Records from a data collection
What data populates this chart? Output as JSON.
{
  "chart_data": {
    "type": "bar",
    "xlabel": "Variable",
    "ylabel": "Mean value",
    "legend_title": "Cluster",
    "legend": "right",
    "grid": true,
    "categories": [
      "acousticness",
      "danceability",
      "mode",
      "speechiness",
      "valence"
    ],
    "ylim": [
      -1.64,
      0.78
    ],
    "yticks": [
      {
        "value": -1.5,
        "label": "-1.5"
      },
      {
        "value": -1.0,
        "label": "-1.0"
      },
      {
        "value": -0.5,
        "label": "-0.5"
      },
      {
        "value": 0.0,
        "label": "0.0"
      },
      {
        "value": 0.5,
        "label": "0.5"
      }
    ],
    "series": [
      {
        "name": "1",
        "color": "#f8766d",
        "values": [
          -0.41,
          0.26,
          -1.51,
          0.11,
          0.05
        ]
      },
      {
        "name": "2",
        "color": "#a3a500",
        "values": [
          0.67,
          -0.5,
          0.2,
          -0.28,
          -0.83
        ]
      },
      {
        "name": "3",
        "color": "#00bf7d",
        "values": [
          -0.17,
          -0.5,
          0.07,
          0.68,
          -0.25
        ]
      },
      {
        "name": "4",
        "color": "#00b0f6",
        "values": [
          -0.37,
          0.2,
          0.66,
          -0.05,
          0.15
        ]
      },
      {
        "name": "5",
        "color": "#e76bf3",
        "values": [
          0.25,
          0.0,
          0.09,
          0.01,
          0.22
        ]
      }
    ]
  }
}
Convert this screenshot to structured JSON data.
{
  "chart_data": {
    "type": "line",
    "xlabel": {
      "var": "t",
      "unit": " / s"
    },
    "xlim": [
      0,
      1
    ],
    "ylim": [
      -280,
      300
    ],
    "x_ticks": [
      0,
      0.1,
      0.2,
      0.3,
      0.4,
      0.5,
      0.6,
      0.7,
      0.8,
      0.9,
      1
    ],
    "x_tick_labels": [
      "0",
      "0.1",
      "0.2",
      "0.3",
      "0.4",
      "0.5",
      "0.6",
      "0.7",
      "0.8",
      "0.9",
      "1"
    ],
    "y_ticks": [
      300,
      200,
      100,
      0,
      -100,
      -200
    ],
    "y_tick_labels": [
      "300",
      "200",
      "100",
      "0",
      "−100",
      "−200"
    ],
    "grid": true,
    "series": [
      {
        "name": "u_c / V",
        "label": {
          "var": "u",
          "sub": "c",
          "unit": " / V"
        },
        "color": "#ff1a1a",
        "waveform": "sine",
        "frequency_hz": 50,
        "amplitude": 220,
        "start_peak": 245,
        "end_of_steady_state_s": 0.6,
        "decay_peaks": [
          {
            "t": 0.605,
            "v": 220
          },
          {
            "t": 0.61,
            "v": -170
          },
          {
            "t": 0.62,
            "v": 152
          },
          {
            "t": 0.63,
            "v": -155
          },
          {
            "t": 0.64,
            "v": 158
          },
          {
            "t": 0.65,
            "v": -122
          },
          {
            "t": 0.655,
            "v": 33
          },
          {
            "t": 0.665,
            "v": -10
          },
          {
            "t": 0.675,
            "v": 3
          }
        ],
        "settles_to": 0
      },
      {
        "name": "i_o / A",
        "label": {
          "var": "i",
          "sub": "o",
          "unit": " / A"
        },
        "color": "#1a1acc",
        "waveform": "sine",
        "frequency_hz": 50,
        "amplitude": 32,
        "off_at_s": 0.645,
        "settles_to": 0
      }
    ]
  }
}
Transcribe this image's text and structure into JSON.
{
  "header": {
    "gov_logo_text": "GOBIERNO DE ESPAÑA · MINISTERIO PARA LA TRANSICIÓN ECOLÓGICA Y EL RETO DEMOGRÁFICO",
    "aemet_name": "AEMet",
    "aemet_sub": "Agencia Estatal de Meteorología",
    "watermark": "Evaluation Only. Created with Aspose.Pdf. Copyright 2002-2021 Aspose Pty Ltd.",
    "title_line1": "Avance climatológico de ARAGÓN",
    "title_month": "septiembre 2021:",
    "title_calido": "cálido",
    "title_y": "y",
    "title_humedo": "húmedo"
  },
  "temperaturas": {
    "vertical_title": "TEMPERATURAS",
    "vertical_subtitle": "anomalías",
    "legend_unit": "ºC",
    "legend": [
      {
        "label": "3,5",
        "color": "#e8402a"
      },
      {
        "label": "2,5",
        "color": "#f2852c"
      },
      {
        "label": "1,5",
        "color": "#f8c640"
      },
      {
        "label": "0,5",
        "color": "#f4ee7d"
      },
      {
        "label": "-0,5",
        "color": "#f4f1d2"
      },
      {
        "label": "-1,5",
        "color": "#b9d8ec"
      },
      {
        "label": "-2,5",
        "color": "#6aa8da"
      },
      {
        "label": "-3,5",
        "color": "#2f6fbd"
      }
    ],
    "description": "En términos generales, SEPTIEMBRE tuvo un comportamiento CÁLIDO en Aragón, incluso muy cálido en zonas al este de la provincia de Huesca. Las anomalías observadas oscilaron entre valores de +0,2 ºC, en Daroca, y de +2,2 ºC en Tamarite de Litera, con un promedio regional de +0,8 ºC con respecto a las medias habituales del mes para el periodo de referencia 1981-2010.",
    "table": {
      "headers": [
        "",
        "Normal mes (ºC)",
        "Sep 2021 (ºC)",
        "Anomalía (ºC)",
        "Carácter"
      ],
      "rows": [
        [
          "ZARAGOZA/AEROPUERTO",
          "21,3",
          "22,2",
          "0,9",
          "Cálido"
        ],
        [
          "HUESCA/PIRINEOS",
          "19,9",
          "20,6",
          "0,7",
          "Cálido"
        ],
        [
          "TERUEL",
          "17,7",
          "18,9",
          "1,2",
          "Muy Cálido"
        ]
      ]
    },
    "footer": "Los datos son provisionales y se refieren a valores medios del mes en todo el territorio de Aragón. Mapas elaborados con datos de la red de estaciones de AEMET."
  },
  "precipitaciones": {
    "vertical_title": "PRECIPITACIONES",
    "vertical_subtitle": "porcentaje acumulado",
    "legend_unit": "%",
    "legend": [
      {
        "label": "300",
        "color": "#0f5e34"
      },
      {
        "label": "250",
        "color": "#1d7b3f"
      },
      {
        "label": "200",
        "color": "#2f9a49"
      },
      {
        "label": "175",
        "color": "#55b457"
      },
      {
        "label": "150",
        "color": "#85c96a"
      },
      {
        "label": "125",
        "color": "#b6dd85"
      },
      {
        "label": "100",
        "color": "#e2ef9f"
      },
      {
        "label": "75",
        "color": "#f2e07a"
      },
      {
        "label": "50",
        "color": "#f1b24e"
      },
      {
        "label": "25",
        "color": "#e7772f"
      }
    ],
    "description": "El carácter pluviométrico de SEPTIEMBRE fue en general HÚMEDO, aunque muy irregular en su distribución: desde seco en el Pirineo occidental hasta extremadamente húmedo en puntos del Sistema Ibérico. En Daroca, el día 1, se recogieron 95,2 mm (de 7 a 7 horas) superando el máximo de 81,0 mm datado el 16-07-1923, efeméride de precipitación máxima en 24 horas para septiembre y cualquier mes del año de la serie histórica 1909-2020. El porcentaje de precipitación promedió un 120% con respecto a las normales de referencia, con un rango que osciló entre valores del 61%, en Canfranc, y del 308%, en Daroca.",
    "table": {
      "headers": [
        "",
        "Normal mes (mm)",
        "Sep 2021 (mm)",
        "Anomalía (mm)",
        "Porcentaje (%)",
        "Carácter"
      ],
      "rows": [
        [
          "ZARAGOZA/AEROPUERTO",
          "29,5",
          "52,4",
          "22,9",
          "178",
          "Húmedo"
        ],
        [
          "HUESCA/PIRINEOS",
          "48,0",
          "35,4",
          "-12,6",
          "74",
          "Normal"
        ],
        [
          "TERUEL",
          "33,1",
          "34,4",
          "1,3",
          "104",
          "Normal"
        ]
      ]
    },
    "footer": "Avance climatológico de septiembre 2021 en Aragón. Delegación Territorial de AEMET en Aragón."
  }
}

Short exercise:
Say how many lines in the records above hold "anomalías", and give no other text.

Expected answer:
2